Task objective. An exact reproduction of the records is required, with all images left out.

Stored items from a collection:
□ □ □ □ □ □ □

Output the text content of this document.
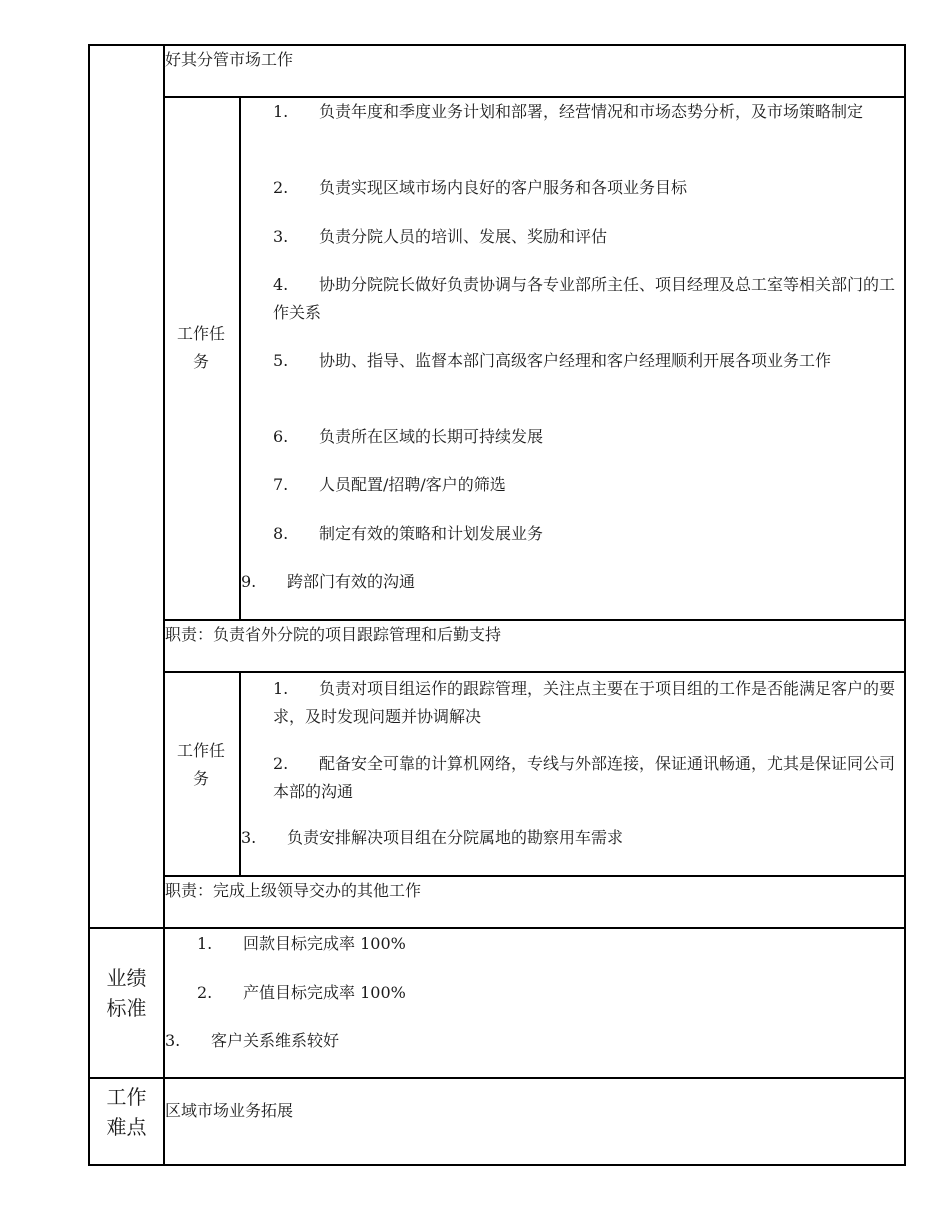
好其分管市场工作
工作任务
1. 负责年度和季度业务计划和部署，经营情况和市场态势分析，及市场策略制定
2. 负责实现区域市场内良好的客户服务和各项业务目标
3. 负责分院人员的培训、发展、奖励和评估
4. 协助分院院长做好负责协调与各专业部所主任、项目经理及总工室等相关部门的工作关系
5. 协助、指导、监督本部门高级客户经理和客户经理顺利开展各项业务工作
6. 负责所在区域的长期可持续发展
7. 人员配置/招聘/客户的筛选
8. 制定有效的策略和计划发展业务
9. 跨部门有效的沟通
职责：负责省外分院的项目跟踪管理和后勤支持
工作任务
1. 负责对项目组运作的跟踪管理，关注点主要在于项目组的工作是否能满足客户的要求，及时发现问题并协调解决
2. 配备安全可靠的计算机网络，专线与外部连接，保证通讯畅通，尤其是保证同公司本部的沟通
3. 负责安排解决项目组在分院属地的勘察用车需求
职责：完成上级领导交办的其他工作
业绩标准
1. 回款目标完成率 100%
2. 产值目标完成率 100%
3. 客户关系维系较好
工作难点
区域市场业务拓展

□ □ □ □ □ □ □

Output below.
Output the text content of this document.
好其分管市场工作
工作任务
1. 负责年度和季度业务计划和部署，经营情况和市场态势分析，及市场策略制定
2. 负责实现区域市场内良好的客户服务和各项业务目标
3. 负责分院人员的培训、发展、奖励和评估
4. 协助分院院长做好负责协调与各专业部所主任、项目经理及总工室等相关部门的工作关系
5. 协助、指导、监督本部门高级客户经理和客户经理顺利开展各项业务工作
6. 负责所在区域的长期可持续发展
7. 人员配置/招聘/客户的筛选
8. 制定有效的策略和计划发展业务
9. 跨部门有效的沟通
职责：负责省外分院的项目跟踪管理和后勤支持
工作任务
1. 负责对项目组运作的跟踪管理，关注点主要在于项目组的工作是否能满足客户的要求，及时发现问题并协调解决
2. 配备安全可靠的计算机网络，专线与外部连接，保证通讯畅通，尤其是保证同公司本部的沟通
3. 负责安排解决项目组在分院属地的勘察用车需求
职责：完成上级领导交办的其他工作
业绩标准
1. 回款目标完成率 100%
2. 产值目标完成率 100%
3. 客户关系维系较好
工作难点
区域市场业务拓展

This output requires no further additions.